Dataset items
= = = = = = =

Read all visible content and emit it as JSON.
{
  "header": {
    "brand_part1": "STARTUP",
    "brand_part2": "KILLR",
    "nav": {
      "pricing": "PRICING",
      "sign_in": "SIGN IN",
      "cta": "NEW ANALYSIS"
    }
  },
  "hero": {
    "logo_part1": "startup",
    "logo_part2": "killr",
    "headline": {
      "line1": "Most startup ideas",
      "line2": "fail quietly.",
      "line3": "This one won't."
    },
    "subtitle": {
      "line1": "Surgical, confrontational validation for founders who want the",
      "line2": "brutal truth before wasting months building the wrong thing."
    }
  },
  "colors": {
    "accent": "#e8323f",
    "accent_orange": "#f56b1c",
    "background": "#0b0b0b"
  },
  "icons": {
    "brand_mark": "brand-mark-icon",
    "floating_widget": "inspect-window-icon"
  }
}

= = = = = = =

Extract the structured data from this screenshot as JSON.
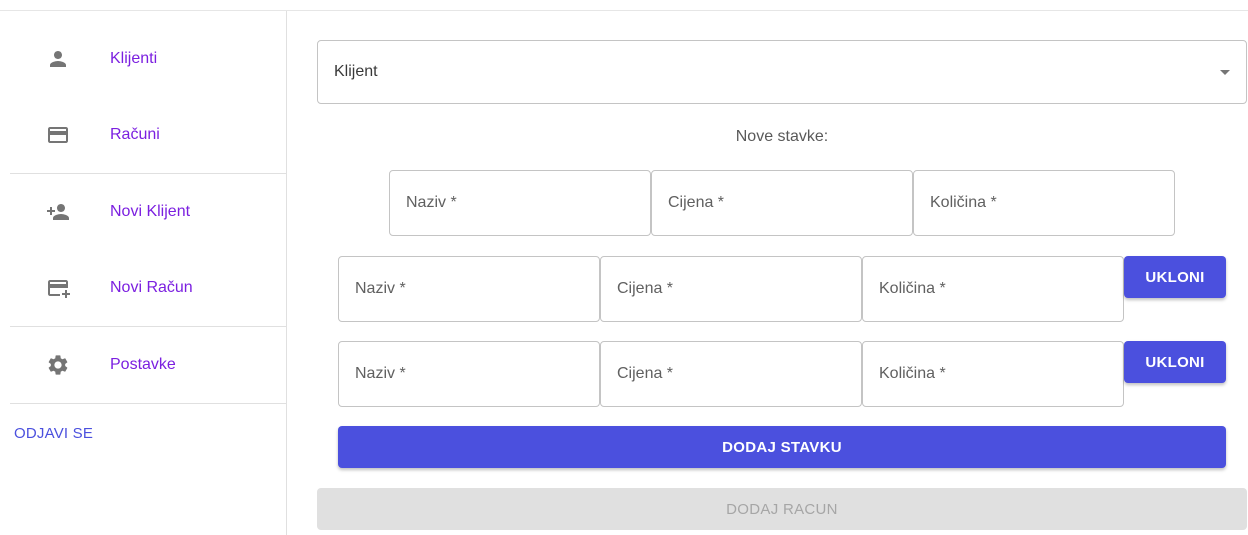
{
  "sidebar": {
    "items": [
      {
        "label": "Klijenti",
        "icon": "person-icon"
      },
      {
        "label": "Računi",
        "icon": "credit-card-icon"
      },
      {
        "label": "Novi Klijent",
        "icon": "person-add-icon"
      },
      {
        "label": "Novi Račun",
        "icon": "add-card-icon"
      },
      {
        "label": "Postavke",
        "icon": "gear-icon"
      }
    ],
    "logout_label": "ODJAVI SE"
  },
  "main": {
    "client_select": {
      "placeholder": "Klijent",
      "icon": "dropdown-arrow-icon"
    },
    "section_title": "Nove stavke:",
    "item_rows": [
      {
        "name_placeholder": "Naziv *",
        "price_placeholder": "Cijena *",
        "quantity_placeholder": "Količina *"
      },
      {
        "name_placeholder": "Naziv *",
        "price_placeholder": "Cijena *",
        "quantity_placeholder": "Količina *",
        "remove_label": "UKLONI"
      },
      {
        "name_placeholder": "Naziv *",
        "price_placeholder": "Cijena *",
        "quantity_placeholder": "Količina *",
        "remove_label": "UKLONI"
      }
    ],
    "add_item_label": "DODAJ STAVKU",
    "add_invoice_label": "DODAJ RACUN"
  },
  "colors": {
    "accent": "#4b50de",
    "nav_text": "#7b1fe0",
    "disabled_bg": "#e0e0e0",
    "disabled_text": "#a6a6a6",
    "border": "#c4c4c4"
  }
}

= = = = = = =

-- WORK INSTRUCTIONS --
Reply with nothing except the number of lines in the listing above that include "JSON".

-- RESPONSE TO THIS EXERCISE --
2